Spot each line that carries the word "Dotation"; copy those lines.
[start of Listed entries]
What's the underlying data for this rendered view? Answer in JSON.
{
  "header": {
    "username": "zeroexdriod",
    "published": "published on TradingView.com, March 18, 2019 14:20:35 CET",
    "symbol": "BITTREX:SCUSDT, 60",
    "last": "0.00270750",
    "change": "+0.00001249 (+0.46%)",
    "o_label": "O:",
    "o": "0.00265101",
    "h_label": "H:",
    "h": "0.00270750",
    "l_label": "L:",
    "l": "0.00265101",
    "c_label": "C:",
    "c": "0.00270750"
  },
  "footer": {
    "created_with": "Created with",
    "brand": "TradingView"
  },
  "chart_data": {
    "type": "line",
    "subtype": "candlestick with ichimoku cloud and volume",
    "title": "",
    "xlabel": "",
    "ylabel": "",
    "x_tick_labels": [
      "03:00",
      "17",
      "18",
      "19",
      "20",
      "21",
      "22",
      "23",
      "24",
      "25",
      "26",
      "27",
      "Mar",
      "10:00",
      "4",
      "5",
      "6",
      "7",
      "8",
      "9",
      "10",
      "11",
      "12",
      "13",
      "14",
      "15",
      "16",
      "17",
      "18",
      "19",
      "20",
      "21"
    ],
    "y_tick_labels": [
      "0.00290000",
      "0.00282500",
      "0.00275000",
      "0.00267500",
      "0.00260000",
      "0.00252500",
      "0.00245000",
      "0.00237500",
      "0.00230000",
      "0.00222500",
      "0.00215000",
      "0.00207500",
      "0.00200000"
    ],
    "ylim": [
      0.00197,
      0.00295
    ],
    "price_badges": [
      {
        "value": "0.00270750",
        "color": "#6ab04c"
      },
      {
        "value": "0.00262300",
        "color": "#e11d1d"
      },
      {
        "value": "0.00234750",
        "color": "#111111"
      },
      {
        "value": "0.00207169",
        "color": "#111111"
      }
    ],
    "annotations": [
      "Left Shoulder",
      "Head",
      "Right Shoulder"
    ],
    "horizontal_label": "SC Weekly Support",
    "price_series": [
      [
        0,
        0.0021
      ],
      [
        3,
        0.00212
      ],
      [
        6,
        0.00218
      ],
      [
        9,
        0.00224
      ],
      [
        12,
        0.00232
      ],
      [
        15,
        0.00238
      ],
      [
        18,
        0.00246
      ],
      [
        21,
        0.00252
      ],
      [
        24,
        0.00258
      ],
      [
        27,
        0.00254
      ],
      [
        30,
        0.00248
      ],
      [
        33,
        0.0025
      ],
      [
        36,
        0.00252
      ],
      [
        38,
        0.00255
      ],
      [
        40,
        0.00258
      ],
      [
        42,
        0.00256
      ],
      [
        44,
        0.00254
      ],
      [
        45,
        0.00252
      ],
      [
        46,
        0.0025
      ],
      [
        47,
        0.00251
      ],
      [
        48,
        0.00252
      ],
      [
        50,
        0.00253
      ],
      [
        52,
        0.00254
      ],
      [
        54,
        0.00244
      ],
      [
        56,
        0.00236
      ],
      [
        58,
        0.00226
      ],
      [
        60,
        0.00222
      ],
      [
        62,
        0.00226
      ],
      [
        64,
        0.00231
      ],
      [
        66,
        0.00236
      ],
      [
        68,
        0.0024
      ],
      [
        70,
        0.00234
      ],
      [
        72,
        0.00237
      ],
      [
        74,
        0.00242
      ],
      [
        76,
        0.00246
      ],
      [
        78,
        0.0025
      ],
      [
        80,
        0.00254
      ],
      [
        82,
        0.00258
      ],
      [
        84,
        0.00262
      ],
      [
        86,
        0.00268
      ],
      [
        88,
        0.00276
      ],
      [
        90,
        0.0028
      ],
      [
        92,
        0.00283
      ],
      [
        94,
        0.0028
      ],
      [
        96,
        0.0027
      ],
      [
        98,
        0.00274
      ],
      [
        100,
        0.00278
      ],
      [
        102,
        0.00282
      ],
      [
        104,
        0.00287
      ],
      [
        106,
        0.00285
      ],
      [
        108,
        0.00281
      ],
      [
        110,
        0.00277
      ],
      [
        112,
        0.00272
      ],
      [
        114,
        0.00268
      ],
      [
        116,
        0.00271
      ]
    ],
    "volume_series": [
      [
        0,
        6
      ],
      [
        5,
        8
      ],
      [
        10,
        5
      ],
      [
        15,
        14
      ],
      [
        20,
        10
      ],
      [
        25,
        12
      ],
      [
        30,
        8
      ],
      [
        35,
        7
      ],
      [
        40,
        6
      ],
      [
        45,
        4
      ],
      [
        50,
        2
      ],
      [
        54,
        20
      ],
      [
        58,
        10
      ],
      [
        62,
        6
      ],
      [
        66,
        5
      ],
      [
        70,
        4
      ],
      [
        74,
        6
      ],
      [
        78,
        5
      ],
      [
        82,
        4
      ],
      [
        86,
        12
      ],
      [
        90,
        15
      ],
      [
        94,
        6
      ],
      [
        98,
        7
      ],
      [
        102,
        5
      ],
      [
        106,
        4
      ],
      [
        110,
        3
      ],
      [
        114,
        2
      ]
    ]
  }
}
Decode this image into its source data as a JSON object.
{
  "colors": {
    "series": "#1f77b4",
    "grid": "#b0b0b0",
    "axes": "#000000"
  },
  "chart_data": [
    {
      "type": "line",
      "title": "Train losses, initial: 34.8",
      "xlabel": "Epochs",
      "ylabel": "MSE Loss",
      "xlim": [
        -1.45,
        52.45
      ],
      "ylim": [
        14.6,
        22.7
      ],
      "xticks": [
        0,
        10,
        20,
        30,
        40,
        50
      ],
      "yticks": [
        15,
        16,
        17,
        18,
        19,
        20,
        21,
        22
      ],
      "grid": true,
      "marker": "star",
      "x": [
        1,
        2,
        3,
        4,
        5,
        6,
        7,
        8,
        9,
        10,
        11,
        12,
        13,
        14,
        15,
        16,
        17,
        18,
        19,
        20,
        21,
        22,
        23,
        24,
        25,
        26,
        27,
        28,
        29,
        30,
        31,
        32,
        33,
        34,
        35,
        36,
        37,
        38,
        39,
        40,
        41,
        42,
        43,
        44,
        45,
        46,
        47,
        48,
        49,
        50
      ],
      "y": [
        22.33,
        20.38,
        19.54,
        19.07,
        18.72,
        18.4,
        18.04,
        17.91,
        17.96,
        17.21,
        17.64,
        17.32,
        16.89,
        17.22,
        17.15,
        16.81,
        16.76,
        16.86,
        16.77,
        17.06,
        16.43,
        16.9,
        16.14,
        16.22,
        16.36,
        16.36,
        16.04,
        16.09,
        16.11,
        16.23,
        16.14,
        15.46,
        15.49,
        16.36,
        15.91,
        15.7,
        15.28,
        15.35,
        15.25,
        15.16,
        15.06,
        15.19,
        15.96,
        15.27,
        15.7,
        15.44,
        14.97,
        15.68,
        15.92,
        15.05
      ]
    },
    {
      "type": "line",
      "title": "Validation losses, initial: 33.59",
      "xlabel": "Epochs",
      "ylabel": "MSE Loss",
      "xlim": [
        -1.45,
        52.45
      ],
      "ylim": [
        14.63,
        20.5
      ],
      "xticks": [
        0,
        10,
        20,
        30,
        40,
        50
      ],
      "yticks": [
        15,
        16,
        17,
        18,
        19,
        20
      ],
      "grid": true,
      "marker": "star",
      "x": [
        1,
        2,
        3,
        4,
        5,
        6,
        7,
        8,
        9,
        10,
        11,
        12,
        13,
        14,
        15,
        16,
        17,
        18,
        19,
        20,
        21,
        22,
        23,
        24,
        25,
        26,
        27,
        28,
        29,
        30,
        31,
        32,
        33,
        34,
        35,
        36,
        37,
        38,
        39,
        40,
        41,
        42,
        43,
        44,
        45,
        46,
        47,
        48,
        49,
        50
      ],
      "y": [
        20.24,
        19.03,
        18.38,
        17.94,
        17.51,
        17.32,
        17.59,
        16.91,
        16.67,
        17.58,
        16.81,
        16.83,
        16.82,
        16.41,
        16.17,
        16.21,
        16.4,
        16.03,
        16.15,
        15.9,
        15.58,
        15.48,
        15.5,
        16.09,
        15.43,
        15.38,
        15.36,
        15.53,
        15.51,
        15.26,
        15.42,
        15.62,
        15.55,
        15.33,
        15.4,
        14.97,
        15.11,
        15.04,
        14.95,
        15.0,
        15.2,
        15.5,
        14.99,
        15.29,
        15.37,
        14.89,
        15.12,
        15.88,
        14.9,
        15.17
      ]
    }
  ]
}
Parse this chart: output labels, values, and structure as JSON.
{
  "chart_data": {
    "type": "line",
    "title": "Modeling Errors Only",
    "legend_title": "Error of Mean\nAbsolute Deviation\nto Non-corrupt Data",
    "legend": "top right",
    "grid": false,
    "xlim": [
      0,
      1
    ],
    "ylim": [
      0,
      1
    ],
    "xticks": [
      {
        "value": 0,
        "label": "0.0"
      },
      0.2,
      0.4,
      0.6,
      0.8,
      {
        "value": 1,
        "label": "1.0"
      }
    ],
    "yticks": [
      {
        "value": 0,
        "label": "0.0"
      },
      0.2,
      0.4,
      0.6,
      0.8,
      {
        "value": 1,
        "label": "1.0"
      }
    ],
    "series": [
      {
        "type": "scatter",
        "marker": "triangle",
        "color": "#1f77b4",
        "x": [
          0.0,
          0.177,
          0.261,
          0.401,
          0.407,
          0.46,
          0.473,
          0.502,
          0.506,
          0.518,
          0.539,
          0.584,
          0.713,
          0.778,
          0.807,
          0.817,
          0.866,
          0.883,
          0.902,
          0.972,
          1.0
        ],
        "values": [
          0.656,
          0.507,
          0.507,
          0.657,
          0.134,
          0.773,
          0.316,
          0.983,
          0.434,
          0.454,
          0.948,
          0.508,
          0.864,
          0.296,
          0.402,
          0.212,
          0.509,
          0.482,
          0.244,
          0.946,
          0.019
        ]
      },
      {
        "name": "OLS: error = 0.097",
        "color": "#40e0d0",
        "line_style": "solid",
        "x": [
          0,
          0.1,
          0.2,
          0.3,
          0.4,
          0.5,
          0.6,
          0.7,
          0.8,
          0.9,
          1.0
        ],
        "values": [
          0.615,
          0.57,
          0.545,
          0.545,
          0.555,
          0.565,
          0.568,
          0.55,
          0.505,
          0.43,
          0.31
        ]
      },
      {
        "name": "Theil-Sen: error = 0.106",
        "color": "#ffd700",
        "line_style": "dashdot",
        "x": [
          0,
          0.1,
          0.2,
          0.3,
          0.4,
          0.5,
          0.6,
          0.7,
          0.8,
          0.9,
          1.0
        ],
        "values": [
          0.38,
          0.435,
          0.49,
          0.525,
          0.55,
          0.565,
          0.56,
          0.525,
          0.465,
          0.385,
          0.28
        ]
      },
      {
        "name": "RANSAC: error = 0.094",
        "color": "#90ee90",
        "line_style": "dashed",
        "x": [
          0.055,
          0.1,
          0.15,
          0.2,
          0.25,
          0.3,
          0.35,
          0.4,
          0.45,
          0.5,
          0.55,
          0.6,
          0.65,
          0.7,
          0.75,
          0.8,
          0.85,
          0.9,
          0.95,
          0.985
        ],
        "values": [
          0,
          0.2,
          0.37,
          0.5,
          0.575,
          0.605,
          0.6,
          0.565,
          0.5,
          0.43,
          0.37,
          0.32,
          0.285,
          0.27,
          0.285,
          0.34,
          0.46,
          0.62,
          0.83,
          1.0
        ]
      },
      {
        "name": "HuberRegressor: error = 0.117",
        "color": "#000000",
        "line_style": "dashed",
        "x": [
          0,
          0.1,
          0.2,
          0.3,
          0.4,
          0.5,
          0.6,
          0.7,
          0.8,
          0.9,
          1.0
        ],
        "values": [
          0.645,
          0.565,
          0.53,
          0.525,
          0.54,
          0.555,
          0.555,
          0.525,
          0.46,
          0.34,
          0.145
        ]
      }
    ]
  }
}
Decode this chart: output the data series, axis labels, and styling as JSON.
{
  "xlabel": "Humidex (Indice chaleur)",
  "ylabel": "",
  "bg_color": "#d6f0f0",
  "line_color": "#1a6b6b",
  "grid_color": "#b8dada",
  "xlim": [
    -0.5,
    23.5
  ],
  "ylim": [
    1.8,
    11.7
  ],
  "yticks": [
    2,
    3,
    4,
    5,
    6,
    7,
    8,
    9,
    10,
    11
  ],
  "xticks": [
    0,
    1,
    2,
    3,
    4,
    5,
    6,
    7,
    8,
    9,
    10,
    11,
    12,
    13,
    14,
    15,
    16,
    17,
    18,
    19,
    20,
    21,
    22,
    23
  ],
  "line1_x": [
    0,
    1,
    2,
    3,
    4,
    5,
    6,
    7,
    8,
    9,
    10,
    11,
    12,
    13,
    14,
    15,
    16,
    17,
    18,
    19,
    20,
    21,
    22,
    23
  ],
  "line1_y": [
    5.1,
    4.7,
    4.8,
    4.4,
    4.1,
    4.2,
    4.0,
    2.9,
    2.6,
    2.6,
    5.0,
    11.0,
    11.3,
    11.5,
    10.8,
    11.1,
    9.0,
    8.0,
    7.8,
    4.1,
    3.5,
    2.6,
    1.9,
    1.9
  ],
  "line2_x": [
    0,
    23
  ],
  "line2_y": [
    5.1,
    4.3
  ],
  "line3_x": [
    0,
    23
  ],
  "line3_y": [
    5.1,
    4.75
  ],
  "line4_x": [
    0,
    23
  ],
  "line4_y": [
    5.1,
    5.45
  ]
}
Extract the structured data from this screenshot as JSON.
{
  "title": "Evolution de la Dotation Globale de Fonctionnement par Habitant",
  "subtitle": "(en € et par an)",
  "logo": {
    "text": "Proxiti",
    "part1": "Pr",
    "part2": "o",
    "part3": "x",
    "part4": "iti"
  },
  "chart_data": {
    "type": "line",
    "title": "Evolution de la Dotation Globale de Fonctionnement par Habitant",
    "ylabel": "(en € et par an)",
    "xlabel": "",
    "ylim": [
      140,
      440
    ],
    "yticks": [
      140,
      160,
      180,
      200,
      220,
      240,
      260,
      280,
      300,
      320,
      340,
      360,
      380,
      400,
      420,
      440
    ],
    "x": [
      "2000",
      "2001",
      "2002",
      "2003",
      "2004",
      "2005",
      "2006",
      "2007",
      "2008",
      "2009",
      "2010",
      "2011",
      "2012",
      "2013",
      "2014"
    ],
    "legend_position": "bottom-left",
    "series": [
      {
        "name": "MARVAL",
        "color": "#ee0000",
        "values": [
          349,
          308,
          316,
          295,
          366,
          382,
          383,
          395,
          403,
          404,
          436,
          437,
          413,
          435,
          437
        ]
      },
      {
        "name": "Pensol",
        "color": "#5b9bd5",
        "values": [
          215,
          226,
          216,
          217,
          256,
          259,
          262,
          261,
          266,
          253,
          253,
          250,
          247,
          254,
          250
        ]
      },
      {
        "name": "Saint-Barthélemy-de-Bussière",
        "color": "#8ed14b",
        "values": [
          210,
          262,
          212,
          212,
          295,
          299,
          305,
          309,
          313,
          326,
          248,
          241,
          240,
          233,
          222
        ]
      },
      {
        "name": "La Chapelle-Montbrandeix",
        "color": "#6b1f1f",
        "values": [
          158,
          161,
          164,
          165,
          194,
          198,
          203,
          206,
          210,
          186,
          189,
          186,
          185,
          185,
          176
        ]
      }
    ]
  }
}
[end of Listed entries]
Solved exercise:
  "title": "Evolution de la Dotation Globale de Fonctionnement par Habitant",
    "title": "Evolution de la Dotation Globale de Fonctionnement par Habitant",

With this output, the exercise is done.